* **Task instructions**: Repeat the listing in full, exactly as it stands.
>> BEGIN Record list
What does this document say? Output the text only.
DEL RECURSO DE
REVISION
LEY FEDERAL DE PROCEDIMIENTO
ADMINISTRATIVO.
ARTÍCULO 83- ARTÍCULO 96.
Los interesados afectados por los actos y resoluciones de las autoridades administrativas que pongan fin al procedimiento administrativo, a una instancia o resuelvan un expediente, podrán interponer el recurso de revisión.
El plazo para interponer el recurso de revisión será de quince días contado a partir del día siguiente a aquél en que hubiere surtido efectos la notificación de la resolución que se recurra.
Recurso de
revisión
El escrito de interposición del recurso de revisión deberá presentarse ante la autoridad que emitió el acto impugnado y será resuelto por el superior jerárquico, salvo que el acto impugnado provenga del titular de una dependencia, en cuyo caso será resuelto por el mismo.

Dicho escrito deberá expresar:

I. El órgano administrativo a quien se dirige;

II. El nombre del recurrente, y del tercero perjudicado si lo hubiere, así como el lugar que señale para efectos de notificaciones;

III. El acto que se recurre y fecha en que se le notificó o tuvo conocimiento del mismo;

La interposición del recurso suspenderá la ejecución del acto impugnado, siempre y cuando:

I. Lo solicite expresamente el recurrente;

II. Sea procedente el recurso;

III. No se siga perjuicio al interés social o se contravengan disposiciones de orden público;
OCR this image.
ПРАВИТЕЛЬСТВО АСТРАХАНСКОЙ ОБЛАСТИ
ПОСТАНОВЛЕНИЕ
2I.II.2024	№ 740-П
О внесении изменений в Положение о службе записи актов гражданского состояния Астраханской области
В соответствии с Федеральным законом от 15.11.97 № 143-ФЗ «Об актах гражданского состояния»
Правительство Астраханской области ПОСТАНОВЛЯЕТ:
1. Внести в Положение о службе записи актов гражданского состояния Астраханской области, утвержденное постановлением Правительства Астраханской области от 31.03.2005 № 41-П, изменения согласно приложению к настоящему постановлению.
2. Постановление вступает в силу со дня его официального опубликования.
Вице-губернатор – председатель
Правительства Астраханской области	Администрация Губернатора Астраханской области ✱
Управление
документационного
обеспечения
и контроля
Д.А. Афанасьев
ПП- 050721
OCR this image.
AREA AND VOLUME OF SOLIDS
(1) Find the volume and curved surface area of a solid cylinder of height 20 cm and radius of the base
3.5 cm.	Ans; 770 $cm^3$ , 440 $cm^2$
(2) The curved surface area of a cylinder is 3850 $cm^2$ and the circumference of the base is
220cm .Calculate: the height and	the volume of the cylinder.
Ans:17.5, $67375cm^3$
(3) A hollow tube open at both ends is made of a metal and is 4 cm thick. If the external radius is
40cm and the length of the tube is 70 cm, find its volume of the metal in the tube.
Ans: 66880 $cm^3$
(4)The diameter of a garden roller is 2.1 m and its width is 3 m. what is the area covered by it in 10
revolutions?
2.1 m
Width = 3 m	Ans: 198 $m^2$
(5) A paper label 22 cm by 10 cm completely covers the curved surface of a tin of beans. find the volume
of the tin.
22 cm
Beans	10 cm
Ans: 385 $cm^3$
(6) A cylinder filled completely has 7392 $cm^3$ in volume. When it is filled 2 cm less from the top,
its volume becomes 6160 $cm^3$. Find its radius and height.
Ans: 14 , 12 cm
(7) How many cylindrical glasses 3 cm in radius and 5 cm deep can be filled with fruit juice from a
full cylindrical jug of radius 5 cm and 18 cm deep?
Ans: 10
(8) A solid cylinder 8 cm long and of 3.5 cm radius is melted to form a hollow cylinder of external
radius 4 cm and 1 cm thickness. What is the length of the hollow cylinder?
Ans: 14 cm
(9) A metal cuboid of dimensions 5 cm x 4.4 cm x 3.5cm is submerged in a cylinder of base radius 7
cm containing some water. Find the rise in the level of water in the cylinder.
>> END Record list
* **Output below**:
What does this document say? Output the text only.
DEL RECURSO DE
REVISION
LEY FEDERAL DE PROCEDIMIENTO
ADMINISTRATIVO.
ARTÍCULO 83- ARTÍCULO 96.
Los interesados afectados por los actos y resoluciones de las autoridades administrativas que pongan fin al procedimiento administrativo, a una instancia o resuelvan un expediente, podrán interponer el recurso de revisión.
El plazo para interponer el recurso de revisión será de quince días contado a partir del día siguiente a aquél en que hubiere surtido efectos la notificación de la resolución que se recurra.
Recurso de
revisión
El escrito de interposición del recurso de revisión deberá presentarse ante la autoridad que emitió el acto impugnado y será resuelto por el superior jerárquico, salvo que el acto impugnado provenga del titular de una dependencia, en cuyo caso será resuelto por el mismo.

Dicho escrito deberá expresar:

I. El órgano administrativo a quien se dirige;

II. El nombre del recurrente, y del tercero perjudicado si lo hubiere, así como el lugar que señale para efectos de notificaciones;

III. El acto que se recurre y fecha en que se le notificó o tuvo conocimiento del mismo;

La interposición del recurso suspenderá la ejecución del acto impugnado, siempre y cuando:

I. Lo solicite expresamente el recurrente;

II. Sea procedente el recurso;

III. No se siga perjuicio al interés social o se contravengan disposiciones de orden público;
OCR this image.
ПРАВИТЕЛЬСТВО АСТРАХАНСКОЙ ОБЛАСТИ
ПОСТАНОВЛЕНИЕ
2I.II.2024	№ 740-П
О внесении изменений в Положение о службе записи актов гражданского состояния Астраханской области
В соответствии с Федеральным законом от 15.11.97 № 143-ФЗ «Об актах гражданского состояния»
Правительство Астраханской области ПОСТАНОВЛЯЕТ:
1. Внести в Положение о службе записи актов гражданского состояния Астраханской области, утвержденное постановлением Правительства Астраханской области от 31.03.2005 № 41-П, изменения согласно приложению к настоящему постановлению.
2. Постановление вступает в силу со дня его официального опубликования.
Вице-губернатор – председатель
Правительства Астраханской области	Администрация Губернатора Астраханской области ✱
Управление
документационного
обеспечения
и контроля
Д.А. Афанасьев
ПП- 050721
OCR this image.
AREA AND VOLUME OF SOLIDS
(1) Find the volume and curved surface area of a solid cylinder of height 20 cm and radius of the base
3.5 cm.	Ans; 770 $cm^3$ , 440 $cm^2$
(2) The curved surface area of a cylinder is 3850 $cm^2$ and the circumference of the base is
220cm .Calculate: the height and	the volume of the cylinder.
Ans:17.5, $67375cm^3$
(3) A hollow tube open at both ends is made of a metal and is 4 cm thick. If the external radius is
40cm and the length of the tube is 70 cm, find its volume of the metal in the tube.
Ans: 66880 $cm^3$
(4)The diameter of a garden roller is 2.1 m and its width is 3 m. what is the area covered by it in 10
revolutions?
2.1 m
Width = 3 m	Ans: 198 $m^2$
(5) A paper label 22 cm by 10 cm completely covers the curved surface of a tin of beans. find the volume
of the tin.
22 cm
Beans	10 cm
Ans: 385 $cm^3$
(6) A cylinder filled completely has 7392 $cm^3$ in volume. When it is filled 2 cm less from the top,
its volume becomes 6160 $cm^3$. Find its radius and height.
Ans: 14 , 12 cm
(7) How many cylindrical glasses 3 cm in radius and 5 cm deep can be filled with fruit juice from a
full cylindrical jug of radius 5 cm and 18 cm deep?
Ans: 10
(8) A solid cylinder 8 cm long and of 3.5 cm radius is melted to form a hollow cylinder of external
radius 4 cm and 1 cm thickness. What is the length of the hollow cylinder?
Ans: 14 cm
(9) A metal cuboid of dimensions 5 cm x 4.4 cm x 3.5cm is submerged in a cylinder of base radius 7
cm containing some water. Find the rise in the level of water in the cylinder.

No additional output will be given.